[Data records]
---+---
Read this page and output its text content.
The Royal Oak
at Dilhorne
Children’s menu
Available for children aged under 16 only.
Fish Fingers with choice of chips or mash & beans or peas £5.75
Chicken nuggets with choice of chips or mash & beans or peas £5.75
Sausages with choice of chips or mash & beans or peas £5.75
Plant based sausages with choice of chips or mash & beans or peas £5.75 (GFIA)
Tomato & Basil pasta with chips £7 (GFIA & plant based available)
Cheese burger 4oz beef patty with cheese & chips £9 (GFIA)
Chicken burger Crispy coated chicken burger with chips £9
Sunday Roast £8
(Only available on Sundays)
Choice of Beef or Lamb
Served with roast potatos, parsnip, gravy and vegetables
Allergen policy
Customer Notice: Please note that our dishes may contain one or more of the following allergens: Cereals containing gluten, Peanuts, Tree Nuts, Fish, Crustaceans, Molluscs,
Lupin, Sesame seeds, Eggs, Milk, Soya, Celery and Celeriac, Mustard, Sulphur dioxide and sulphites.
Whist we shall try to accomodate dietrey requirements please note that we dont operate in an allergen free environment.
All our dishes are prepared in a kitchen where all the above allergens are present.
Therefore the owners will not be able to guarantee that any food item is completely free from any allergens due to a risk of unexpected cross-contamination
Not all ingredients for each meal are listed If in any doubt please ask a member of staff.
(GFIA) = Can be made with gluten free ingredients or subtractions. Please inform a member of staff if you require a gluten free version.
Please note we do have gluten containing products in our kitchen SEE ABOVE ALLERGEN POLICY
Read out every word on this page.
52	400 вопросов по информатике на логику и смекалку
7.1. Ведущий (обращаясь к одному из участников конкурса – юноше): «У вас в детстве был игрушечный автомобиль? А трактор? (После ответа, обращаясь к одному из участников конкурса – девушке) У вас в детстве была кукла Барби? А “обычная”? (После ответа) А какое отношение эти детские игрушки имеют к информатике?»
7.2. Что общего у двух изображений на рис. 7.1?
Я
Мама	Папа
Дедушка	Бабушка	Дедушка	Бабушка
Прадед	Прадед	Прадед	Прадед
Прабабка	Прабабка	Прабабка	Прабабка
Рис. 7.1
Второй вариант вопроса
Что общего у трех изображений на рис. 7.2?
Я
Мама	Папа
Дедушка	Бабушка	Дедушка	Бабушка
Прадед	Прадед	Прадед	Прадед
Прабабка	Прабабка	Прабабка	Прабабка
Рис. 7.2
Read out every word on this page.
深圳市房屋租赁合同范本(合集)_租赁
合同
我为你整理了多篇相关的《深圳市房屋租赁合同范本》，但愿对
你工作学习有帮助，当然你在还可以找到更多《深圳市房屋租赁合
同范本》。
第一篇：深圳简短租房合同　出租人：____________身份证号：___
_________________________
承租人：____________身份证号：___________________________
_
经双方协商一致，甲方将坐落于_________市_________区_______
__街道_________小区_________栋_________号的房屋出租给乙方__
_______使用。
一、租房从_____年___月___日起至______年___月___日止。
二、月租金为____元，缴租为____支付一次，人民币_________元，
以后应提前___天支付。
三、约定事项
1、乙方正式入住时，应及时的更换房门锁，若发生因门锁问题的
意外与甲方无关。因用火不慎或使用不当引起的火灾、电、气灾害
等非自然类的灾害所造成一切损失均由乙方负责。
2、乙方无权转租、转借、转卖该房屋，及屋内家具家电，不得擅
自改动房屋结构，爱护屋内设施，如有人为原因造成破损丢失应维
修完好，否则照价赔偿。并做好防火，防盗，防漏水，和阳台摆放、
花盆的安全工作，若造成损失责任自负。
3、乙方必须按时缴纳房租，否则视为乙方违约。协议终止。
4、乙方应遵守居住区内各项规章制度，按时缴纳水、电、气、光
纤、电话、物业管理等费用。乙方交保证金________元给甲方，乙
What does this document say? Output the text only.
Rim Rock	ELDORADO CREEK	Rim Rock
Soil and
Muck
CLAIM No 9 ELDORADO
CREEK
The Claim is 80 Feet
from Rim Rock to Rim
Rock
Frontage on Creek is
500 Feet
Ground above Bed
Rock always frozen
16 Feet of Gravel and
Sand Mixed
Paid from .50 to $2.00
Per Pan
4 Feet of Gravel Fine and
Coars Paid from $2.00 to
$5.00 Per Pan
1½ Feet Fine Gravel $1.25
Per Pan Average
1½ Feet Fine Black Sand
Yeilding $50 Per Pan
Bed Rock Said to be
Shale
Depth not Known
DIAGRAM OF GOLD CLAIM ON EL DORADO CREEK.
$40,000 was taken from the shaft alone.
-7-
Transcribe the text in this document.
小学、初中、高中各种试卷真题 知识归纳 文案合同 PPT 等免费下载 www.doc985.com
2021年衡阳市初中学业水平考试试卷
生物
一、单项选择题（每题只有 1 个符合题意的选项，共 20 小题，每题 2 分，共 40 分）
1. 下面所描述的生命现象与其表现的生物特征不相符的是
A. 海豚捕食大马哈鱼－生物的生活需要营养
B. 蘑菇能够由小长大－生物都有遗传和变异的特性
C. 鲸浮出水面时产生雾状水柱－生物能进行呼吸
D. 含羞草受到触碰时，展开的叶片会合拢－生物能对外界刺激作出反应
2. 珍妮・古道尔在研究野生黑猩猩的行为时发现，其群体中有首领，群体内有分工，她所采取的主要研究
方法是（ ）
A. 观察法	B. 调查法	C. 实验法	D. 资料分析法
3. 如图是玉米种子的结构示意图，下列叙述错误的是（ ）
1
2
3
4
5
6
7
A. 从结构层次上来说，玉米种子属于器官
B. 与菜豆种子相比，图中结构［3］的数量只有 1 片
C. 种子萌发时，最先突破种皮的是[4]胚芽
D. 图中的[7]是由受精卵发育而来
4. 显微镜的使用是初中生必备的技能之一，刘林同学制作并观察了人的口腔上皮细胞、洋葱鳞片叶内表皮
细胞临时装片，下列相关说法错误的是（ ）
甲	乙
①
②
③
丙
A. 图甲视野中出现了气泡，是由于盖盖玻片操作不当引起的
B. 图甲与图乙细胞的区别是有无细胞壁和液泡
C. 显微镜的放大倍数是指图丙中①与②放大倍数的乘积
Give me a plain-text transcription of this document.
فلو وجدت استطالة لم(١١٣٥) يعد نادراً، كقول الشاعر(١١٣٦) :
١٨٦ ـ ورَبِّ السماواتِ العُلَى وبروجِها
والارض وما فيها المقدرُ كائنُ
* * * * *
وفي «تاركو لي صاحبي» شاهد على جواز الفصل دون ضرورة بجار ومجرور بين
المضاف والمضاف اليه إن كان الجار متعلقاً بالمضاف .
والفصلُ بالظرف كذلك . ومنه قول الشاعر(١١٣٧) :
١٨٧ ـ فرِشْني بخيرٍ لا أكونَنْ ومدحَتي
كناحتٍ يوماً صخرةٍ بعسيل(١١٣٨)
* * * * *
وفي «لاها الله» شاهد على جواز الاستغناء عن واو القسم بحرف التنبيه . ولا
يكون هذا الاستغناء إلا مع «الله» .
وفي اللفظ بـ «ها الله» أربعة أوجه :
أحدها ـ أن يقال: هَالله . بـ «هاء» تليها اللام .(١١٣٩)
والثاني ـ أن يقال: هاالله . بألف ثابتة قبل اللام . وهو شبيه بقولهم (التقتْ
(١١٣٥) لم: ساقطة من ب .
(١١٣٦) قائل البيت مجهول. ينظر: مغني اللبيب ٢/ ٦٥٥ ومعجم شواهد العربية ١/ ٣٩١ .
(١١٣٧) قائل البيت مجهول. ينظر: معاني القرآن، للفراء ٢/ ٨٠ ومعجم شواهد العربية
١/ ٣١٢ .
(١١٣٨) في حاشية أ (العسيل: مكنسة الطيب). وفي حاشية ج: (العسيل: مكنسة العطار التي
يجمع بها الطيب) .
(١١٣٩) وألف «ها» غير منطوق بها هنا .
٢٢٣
---+---
### Task brief
Transcribe the whole listing with nothing added or left out.

### Finished exercise
Read this page and output its text content.
The Royal Oak
at Dilhorne
Children’s menu
Available for children aged under 16 only.
Fish Fingers with choice of chips or mash & beans or peas £5.75
Chicken nuggets with choice of chips or mash & beans or peas £5.75
Sausages with choice of chips or mash & beans or peas £5.75
Plant based sausages with choice of chips or mash & beans or peas £5.75 (GFIA)
Tomato & Basil pasta with chips £7 (GFIA & plant based available)
Cheese burger 4oz beef patty with cheese & chips £9 (GFIA)
Chicken burger Crispy coated chicken burger with chips £9
Sunday Roast £8
(Only available on Sundays)
Choice of Beef or Lamb
Served with roast potatos, parsnip, gravy and vegetables
Allergen policy
Customer Notice: Please note that our dishes may contain one or more of the following allergens: Cereals containing gluten, Peanuts, Tree Nuts, Fish, Crustaceans, Molluscs,
Lupin, Sesame seeds, Eggs, Milk, Soya, Celery and Celeriac, Mustard, Sulphur dioxide and sulphites.
Whist we shall try to accomodate dietrey requirements please note that we dont operate in an allergen free environment.
All our dishes are prepared in a kitchen where all the above allergens are present.
Therefore the owners will not be able to guarantee that any food item is completely free from any allergens due to a risk of unexpected cross-contamination
Not all ingredients for each meal are listed If in any doubt please ask a member of staff.
(GFIA) = Can be made with gluten free ingredients or subtractions. Please inform a member of staff if you require a gluten free version.
Please note we do have gluten containing products in our kitchen SEE ABOVE ALLERGEN POLICY
Read out every word on this page.
52	400 вопросов по информатике на логику и смекалку
7.1. Ведущий (обращаясь к одному из участников конкурса – юноше): «У вас в детстве был игрушечный автомобиль? А трактор? (После ответа, обращаясь к одному из участников конкурса – девушке) У вас в детстве была кукла Барби? А “обычная”? (После ответа) А какое отношение эти детские игрушки имеют к информатике?»
7.2. Что общего у двух изображений на рис. 7.1?
Я
Мама	Папа
Дедушка	Бабушка	Дедушка	Бабушка
Прадед	Прадед	Прадед	Прадед
Прабабка	Прабабка	Прабабка	Прабабка
Рис. 7.1
Второй вариант вопроса
Что общего у трех изображений на рис. 7.2?
Я
Мама	Папа
Дедушка	Бабушка	Дедушка	Бабушка
Прадед	Прадед	Прадед	Прадед
Прабабка	Прабабка	Прабабка	Прабабка
Рис. 7.2
Read out every word on this page.
深圳市房屋租赁合同范本(合集)_租赁
合同
我为你整理了多篇相关的《深圳市房屋租赁合同范本》，但愿对
你工作学习有帮助，当然你在还可以找到更多《深圳市房屋租赁合
同范本》。
第一篇：深圳简短租房合同　出租人：____________身份证号：___
_________________________
承租人：____________身份证号：___________________________
_
经双方协商一致，甲方将坐落于_________市_________区_______
__街道_________小区_________栋_________号的房屋出租给乙方__
_______使用。
一、租房从_____年___月___日起至______年___月___日止。
二、月租金为____元，缴租为____支付一次，人民币_________元，
以后应提前___天支付。
三、约定事项
1、乙方正式入住时，应及时的更换房门锁，若发生因门锁问题的
意外与甲方无关。因用火不慎或使用不当引起的火灾、电、气灾害
等非自然类的灾害所造成一切损失均由乙方负责。
2、乙方无权转租、转借、转卖该房屋，及屋内家具家电，不得擅
自改动房屋结构，爱护屋内设施，如有人为原因造成破损丢失应维
修完好，否则照价赔偿。并做好防火，防盗，防漏水，和阳台摆放、
花盆的安全工作，若造成损失责任自负。
3、乙方必须按时缴纳房租，否则视为乙方违约。协议终止。
4、乙方应遵守居住区内各项规章制度，按时缴纳水、电、气、光
纤、电话、物业管理等费用。乙方交保证金________元给甲方，乙
What does this document say? Output the text only.
Rim Rock	ELDORADO CREEK	Rim Rock
Soil and
Muck
CLAIM No 9 ELDORADO
CREEK
The Claim is 80 Feet
from Rim Rock to Rim
Rock
Frontage on Creek is
500 Feet
Ground above Bed
Rock always frozen
16 Feet of Gravel and
Sand Mixed
Paid from .50 to $2.00
Per Pan
4 Feet of Gravel Fine and
Coars Paid from $2.00 to
$5.00 Per Pan
1½ Feet Fine Gravel $1.25
Per Pan Average
1½ Feet Fine Black Sand
Yeilding $50 Per Pan
Bed Rock Said to be
Shale
Depth not Known
DIAGRAM OF GOLD CLAIM ON EL DORADO CREEK.
$40,000 was taken from the shaft alone.
-7-
Transcribe the text in this document.
小学、初中、高中各种试卷真题 知识归纳 文案合同 PPT 等免费下载 www.doc985.com
2021年衡阳市初中学业水平考试试卷
生物
一、单项选择题（每题只有 1 个符合题意的选项，共 20 小题，每题 2 分，共 40 分）
1. 下面所描述的生命现象与其表现的生物特征不相符的是
A. 海豚捕食大马哈鱼－生物的生活需要营养
B. 蘑菇能够由小长大－生物都有遗传和变异的特性
C. 鲸浮出水面时产生雾状水柱－生物能进行呼吸
D. 含羞草受到触碰时，展开的叶片会合拢－生物能对外界刺激作出反应
2. 珍妮・古道尔在研究野生黑猩猩的行为时发现，其群体中有首领，群体内有分工，她所采取的主要研究
方法是（ ）
A. 观察法	B. 调查法	C. 实验法	D. 资料分析法
3. 如图是玉米种子的结构示意图，下列叙述错误的是（ ）
1
2
3
4
5
6
7
A. 从结构层次上来说，玉米种子属于器官
B. 与菜豆种子相比，图中结构［3］的数量只有 1 片
C. 种子萌发时，最先突破种皮的是[4]胚芽
D. 图中的[7]是由受精卵发育而来
4. 显微镜的使用是初中生必备的技能之一，刘林同学制作并观察了人的口腔上皮细胞、洋葱鳞片叶内表皮
细胞临时装片，下列相关说法错误的是（ ）
甲	乙
①
②
③
丙
A. 图甲视野中出现了气泡，是由于盖盖玻片操作不当引起的
B. 图甲与图乙细胞的区别是有无细胞壁和液泡
C. 显微镜的放大倍数是指图丙中①与②放大倍数的乘积
Give me a plain-text transcription of this document.
فلو وجدت استطالة لم(١١٣٥) يعد نادراً، كقول الشاعر(١١٣٦) :
١٨٦ ـ ورَبِّ السماواتِ العُلَى وبروجِها
والارض وما فيها المقدرُ كائنُ
* * * * *
وفي «تاركو لي صاحبي» شاهد على جواز الفصل دون ضرورة بجار ومجرور بين
المضاف والمضاف اليه إن كان الجار متعلقاً بالمضاف .
والفصلُ بالظرف كذلك . ومنه قول الشاعر(١١٣٧) :
١٨٧ ـ فرِشْني بخيرٍ لا أكونَنْ ومدحَتي
كناحتٍ يوماً صخرةٍ بعسيل(١١٣٨)
* * * * *
وفي «لاها الله» شاهد على جواز الاستغناء عن واو القسم بحرف التنبيه . ولا
يكون هذا الاستغناء إلا مع «الله» .
وفي اللفظ بـ «ها الله» أربعة أوجه :
أحدها ـ أن يقال: هَالله . بـ «هاء» تليها اللام .(١١٣٩)
والثاني ـ أن يقال: هاالله . بألف ثابتة قبل اللام . وهو شبيه بقولهم (التقتْ
(١١٣٥) لم: ساقطة من ب .
(١١٣٦) قائل البيت مجهول. ينظر: مغني اللبيب ٢/ ٦٥٥ ومعجم شواهد العربية ١/ ٣٩١ .
(١١٣٧) قائل البيت مجهول. ينظر: معاني القرآن، للفراء ٢/ ٨٠ ومعجم شواهد العربية
١/ ٣١٢ .
(١١٣٨) في حاشية أ (العسيل: مكنسة الطيب). وفي حاشية ج: (العسيل: مكنسة العطار التي
يجمع بها الطيب) .
(١١٣٩) وألف «ها» غير منطوق بها هنا .
٢٢٣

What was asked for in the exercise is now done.